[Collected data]
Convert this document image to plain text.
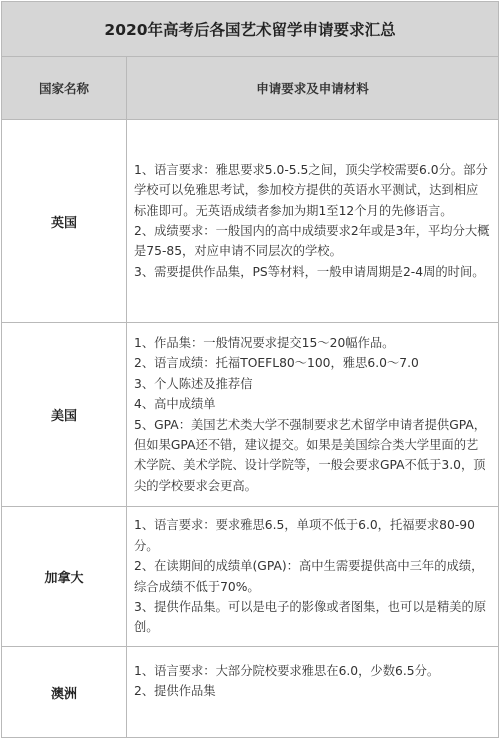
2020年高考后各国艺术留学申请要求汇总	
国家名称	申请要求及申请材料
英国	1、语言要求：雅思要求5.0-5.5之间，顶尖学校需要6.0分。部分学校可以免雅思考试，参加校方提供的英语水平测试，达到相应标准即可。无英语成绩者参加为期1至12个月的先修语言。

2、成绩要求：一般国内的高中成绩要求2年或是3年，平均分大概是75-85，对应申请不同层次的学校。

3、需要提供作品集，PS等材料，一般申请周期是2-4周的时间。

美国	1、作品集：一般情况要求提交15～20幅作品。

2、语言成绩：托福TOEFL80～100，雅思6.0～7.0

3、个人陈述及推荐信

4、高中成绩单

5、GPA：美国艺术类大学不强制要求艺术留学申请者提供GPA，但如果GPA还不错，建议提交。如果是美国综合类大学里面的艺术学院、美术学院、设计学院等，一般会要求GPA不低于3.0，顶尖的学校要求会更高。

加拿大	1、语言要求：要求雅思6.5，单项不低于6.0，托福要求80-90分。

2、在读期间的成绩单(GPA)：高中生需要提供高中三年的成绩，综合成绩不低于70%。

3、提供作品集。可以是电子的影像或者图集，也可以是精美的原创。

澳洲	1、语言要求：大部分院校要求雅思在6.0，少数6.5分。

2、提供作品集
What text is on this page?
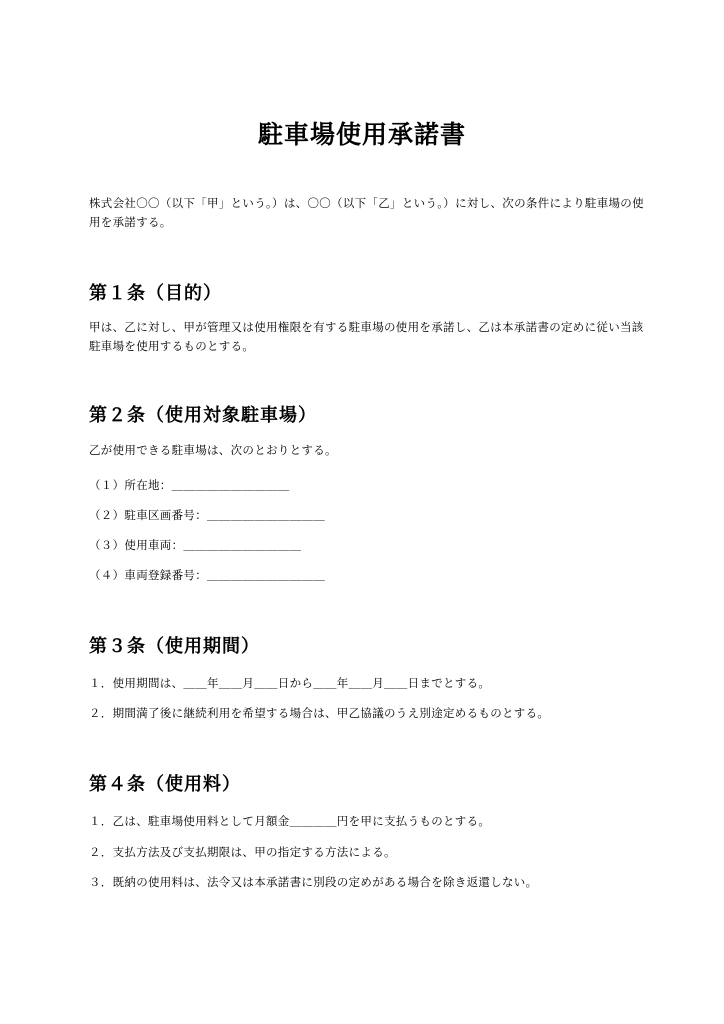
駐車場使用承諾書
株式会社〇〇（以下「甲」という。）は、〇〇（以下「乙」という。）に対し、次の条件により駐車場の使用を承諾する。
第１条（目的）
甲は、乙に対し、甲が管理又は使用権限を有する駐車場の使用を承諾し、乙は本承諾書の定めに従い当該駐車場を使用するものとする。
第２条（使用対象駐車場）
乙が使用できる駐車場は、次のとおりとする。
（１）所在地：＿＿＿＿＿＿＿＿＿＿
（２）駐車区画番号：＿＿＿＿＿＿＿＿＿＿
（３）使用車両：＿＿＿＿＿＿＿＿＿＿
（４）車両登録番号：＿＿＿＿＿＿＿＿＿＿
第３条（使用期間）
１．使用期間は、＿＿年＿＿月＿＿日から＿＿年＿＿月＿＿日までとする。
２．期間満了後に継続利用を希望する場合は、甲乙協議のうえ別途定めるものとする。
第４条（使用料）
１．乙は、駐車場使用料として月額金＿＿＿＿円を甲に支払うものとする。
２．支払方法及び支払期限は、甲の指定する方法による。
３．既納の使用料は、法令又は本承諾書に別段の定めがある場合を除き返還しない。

...

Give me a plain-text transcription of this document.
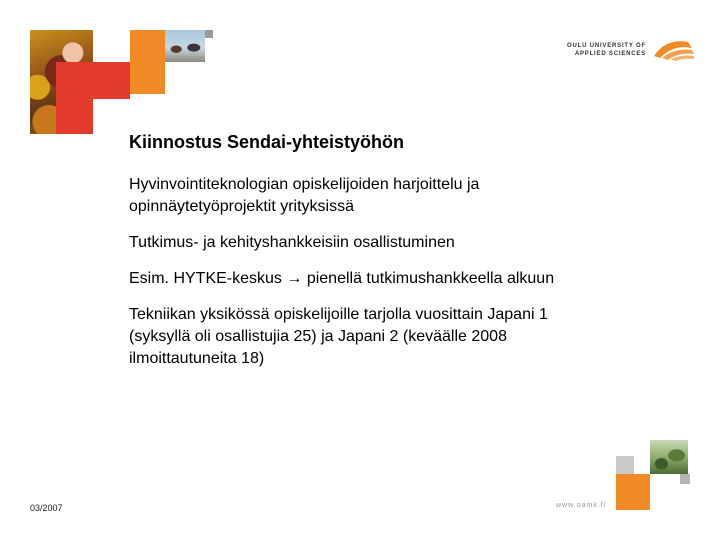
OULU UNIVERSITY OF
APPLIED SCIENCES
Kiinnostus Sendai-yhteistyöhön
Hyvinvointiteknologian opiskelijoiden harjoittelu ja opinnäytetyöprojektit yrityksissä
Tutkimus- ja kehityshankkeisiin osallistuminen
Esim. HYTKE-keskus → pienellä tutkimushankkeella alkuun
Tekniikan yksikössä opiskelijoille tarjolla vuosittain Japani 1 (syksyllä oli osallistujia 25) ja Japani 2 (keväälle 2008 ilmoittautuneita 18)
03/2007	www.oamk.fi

▶ What to work on
Display every line of the listing that contains the string "this".

▶ Finished task
Convert this document image to plain text.
What text is on this page?
Give me a plain-text transcription of this document.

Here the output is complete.